Introduction

In this blog post, we will explore how to solve the LeetCode problem "2523" using AI. LeetCode is a popular platform for preparing for coding interviews, and with the help of AI tools like Chatmagic, we can generate solutions quickly and efficiently - helping you pass the interviews and get the job offer without having to study for months.

Problem Statement

Given two positive integers left and right, find the two integers num1 and num2 such that: left <= num1 < num2 <= right . Both num1 and num2 are prime numbers. num2 - num1 is the minimum amongst all other pairs satisfying the above conditions. Return the positive integer array ans = [num1, num2]. If there are multiple pairs satisfying these conditions, return the one with the smallest num1 value. If no such numbers exist, return [-1, -1]. Example 1: Input: left = 10, right = 19 Output: [11,13] Explanation: The prime numbers between 10 and 19 are 11, 13, 17, and 19. The closest gap between any pair is 2, which can be achieved by [11,13] or [17,19]. Since 11 is smaller than 17, we return the first pair. Example 2: Input: left = 4, right = 6 Output: [-1,-1] Explanation: There exists only one prime number in the given range, so the conditions cannot be satisfied. Constraints: 1 <= left <= right <= 106

Explanation

• Generate Primes: Use the Sieve of Eratosthenes to efficiently generate all prime numbers within the given range [left, right].
  • Find Minimum Difference: Iterate through the generated prime numbers to find the pair with the smallest difference. Keep track of the minimum difference found so far and the corresponding prime numbers.
  • Handle No Solution: If no prime number pair is found, return [-1, -1].

• Runtime Complexity: O(n log log n), where n is the value of right due to the Sieve of Eratosthenes. Storage Complexity: O(n) to store the prime numbers and the sieve.

Code

    def closestPrimes(left: int, right: int) -> list[int]:
    """
    Finds the two closest prime numbers within the given range [left, right].

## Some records
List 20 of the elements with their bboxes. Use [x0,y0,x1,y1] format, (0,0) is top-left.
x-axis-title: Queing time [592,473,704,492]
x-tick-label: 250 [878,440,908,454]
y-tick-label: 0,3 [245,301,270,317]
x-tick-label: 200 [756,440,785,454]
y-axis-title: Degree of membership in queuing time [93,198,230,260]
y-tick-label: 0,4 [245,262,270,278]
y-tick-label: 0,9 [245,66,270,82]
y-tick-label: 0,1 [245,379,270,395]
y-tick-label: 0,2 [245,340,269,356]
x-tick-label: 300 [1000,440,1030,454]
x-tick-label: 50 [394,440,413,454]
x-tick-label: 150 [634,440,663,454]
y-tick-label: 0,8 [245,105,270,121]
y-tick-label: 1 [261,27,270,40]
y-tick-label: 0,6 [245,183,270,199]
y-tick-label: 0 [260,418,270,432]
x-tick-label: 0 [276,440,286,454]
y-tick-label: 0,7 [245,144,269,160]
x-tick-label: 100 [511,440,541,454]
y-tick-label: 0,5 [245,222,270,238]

## Tasks
1 – Answer these from the LeetCode post:
(a) What method does the post use to generate the primes?
(b) What output is shown for the input left = 4, right = 6?
(c) What storage complexity does the post give?
2 – Repeat the part of the LeetCode post from "Introduction" up to and including "study for months.", word for word.
3 – Pick up the LeetCode post right after its last line and carry it on.
The records are separate from the LeetCode post and not part of it.

## Results in order
1 –
(a) The Sieve of Eratosthenes.
(b) [-1,-1]
(c) O(n), to store the prime numbers and the sieve.

2 –
Introduction

In this blog post, we will explore how to solve the LeetCode problem "2523" using AI. LeetCode is a popular platform for preparing for coding interviews, and with the help of AI tools like Chatmagic, we can generate solutions quickly and efficiently - helping you pass the interviews and get the job offer without having to study for months.

3 –
    Args:
        left: The left bound of the range (inclusive).
        right: The right bound of the range (inclusive).

    Returns:
        A list containing the two closest prime numbers [num1, num2], or [-1, -1] if no such pair exists.
    """

    def sieve_eratosthenes(n: int) -> list[bool]:
        """
        Implements the Sieve of Eratosthenes to find all prime numbers up to n.

        Args:
            n: The upper bound of the range.

        Returns:
            A boolean list where primes[i] is True if i is prime, and False otherwise.
        """
        primes = [True] * (n + 1)
        primes[0] = primes[1] = False
        for i in range(2, int(n**0.5) + 1):
            if primes[i]:
                for j in range(i*i, n+1, i):
                    primes[j] = False
        return primes

    primes = sieve_eratosthenes(right)

    prime_numbers = []
    for i in range(left, right + 1):
        if primes[i]:
            prime_numbers.append(i)

    if len(prime_numbers) < 2:
        return [-1, -1]

    min_diff = float('inf')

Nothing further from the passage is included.